[Stored data]

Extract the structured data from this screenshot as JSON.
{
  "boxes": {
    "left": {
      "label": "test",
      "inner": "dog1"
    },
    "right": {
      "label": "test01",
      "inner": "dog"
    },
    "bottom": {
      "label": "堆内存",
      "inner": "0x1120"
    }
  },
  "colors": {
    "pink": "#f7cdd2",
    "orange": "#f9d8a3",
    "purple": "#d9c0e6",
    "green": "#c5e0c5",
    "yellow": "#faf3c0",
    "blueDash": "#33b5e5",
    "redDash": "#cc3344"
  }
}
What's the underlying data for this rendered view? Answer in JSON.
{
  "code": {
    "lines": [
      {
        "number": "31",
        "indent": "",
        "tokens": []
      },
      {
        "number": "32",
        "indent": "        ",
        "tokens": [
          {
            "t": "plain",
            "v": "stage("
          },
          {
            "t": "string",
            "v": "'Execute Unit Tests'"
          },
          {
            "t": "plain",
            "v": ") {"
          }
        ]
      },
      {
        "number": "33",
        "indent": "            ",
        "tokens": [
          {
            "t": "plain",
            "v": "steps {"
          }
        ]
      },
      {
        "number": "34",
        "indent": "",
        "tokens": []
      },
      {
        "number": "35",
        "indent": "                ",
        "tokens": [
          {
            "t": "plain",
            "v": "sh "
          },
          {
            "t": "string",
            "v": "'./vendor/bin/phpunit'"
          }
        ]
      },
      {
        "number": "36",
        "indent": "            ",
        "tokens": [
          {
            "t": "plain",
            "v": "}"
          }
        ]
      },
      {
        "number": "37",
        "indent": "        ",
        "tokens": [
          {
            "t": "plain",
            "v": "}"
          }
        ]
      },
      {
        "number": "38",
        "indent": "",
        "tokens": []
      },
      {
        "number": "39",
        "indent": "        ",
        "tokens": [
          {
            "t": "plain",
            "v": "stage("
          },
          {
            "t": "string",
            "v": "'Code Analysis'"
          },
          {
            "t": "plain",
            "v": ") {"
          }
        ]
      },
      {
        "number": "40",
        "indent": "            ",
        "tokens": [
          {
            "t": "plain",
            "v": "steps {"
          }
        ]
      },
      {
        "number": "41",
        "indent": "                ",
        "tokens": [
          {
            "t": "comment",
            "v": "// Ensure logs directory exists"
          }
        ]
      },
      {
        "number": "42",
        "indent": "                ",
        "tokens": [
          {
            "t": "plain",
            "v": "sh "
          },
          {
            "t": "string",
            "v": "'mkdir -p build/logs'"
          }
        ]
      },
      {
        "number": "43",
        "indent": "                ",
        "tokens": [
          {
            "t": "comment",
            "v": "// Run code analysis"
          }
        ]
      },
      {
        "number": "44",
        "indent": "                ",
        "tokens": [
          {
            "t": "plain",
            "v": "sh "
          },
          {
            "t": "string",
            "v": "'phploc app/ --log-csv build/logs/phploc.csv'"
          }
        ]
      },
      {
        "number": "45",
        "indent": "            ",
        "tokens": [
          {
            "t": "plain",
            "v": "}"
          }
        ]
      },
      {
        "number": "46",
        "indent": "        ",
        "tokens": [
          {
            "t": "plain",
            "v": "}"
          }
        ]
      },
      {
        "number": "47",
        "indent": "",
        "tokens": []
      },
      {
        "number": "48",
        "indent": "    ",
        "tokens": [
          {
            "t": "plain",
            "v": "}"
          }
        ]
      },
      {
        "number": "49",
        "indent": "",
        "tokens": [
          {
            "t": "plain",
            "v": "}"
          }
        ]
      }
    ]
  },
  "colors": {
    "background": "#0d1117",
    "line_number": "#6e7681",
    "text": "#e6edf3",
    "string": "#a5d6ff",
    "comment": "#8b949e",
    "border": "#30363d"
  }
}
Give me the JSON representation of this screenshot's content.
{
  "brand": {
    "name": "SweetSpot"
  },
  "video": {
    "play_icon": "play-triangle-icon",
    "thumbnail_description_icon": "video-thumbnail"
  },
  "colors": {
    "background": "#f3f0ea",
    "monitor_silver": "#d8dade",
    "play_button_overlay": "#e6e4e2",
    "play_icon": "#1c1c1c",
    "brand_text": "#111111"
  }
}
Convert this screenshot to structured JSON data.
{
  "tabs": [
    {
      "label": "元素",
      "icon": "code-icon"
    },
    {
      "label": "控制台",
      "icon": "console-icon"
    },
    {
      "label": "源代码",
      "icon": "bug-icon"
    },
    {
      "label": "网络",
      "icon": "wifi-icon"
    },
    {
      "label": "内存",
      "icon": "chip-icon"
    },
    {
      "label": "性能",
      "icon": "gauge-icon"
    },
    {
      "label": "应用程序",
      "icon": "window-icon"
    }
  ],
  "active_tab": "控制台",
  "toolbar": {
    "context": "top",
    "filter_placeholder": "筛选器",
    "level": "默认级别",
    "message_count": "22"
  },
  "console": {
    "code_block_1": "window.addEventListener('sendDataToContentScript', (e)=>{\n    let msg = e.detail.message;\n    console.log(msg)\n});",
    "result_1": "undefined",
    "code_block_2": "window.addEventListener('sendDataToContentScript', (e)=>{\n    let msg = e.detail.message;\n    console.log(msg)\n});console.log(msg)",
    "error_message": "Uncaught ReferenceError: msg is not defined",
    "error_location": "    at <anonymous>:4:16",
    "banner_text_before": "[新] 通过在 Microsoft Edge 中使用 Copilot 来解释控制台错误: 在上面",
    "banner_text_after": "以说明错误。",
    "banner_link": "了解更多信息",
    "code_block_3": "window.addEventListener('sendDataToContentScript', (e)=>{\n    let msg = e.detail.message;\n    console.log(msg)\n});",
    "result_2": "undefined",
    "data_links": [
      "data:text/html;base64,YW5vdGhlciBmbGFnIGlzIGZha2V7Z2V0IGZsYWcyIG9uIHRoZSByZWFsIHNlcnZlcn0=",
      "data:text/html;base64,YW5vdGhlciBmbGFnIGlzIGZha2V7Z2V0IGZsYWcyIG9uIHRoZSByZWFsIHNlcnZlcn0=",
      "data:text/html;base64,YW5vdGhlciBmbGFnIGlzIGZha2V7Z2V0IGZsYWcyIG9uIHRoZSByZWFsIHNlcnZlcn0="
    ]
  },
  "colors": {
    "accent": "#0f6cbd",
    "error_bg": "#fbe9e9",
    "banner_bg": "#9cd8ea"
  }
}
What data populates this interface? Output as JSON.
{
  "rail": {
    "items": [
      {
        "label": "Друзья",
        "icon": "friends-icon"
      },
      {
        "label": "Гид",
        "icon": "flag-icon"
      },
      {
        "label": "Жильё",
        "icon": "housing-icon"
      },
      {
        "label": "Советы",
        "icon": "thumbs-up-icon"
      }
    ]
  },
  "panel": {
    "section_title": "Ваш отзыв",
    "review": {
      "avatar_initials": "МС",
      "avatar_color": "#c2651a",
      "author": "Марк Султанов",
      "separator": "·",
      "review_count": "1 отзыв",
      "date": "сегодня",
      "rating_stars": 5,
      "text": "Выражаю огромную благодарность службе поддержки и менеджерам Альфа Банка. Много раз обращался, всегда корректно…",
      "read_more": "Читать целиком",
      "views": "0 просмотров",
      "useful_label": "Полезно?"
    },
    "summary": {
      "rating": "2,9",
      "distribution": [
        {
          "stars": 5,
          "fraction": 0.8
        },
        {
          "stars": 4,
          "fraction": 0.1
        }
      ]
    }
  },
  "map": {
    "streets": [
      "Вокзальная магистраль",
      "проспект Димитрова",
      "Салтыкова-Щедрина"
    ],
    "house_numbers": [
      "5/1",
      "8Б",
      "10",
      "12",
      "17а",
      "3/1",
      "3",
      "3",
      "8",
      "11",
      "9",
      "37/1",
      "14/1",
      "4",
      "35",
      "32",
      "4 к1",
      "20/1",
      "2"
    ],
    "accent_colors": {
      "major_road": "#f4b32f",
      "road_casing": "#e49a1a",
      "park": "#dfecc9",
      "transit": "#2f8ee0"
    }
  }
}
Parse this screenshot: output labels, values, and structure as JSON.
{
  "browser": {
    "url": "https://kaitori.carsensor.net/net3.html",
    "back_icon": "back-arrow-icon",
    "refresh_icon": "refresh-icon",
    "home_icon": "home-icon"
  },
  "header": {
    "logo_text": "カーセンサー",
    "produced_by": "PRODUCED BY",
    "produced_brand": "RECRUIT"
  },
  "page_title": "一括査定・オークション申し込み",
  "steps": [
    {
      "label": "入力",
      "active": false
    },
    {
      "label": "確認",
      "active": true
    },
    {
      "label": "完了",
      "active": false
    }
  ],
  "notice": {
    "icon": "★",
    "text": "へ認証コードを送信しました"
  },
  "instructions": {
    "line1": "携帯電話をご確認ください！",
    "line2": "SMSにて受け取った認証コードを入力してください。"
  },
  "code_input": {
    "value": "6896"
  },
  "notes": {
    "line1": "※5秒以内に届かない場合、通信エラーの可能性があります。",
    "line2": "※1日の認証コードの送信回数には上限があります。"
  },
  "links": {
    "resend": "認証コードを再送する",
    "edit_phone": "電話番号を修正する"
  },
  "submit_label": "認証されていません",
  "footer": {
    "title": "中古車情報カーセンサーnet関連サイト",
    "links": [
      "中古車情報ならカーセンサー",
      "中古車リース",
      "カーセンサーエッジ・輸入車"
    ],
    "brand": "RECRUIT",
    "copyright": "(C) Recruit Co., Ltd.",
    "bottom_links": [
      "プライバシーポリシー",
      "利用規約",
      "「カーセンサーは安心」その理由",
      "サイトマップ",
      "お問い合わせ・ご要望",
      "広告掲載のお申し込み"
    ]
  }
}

Directions: Find how many lines in the listing contain the word "build" and give that count alone.

Answer to the task: 2